### Written request
Extract and list every line that contains the word "najdete".

### Data lines
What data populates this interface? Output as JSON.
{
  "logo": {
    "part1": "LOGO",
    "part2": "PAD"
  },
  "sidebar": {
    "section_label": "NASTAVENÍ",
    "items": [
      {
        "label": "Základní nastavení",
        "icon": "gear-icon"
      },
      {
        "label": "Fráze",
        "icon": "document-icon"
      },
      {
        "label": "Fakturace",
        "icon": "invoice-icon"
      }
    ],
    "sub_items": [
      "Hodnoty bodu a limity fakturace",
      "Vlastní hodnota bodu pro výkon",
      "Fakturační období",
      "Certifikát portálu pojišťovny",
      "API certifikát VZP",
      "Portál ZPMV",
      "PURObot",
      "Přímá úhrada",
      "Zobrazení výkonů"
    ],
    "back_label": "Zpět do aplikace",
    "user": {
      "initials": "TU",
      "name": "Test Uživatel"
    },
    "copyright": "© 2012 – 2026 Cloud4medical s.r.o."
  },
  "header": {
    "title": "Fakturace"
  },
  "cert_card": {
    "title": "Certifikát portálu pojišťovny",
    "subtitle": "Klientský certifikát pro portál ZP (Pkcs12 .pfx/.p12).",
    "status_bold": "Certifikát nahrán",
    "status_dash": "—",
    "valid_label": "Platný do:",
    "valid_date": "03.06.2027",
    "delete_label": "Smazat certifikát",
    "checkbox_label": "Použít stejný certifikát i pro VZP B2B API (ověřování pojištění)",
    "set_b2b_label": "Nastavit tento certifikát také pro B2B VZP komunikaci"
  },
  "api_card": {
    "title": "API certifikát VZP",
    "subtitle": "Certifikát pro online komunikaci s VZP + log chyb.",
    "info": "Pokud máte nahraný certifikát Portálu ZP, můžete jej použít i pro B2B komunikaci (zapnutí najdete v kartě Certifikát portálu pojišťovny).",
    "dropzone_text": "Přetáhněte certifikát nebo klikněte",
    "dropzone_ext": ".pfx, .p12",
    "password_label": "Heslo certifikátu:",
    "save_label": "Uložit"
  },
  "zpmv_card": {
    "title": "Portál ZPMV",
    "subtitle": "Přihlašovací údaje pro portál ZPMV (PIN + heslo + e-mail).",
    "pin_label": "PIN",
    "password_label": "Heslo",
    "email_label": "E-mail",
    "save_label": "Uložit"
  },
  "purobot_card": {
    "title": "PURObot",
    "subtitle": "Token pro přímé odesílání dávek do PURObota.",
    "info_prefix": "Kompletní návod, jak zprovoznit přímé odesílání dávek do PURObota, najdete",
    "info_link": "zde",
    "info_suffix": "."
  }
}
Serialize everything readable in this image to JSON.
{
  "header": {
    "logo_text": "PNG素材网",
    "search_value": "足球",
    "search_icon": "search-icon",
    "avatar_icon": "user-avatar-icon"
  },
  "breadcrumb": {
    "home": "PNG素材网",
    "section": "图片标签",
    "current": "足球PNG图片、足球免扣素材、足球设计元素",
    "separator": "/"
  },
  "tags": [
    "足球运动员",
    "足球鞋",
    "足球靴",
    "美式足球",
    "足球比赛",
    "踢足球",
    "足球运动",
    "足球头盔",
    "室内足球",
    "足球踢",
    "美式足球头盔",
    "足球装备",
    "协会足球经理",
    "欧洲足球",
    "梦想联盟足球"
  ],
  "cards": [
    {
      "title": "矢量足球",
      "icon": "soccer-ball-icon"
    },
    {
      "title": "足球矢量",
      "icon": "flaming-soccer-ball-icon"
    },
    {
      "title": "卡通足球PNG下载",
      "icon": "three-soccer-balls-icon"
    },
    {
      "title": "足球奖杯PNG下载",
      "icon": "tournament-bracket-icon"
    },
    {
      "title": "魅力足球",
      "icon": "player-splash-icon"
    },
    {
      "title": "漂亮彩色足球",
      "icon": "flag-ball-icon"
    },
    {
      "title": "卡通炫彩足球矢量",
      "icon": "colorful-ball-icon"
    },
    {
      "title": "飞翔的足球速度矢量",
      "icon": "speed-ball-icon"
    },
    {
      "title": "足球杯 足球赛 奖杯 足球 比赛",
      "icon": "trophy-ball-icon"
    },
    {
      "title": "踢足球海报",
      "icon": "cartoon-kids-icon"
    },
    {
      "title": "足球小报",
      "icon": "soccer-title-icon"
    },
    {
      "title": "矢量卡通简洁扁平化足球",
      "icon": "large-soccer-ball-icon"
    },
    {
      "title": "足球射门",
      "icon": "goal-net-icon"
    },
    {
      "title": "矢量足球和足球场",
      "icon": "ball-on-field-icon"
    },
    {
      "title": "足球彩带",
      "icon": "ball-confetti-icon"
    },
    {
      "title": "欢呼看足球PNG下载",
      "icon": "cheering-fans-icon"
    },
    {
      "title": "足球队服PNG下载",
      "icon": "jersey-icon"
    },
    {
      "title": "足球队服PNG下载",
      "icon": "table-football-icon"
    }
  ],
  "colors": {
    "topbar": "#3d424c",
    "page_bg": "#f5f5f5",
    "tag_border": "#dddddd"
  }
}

### Exercise solution
    "info": "Pokud máte nahraný certifikát Portálu ZP, můžete jej použít i pro B2B komunikaci (zapnutí najdete v kartě Certifikát portálu pojišťovny).",
    "info_prefix": "Kompletní návod, jak zprovoznit přímé odesílání dávek do PURObota, najdete",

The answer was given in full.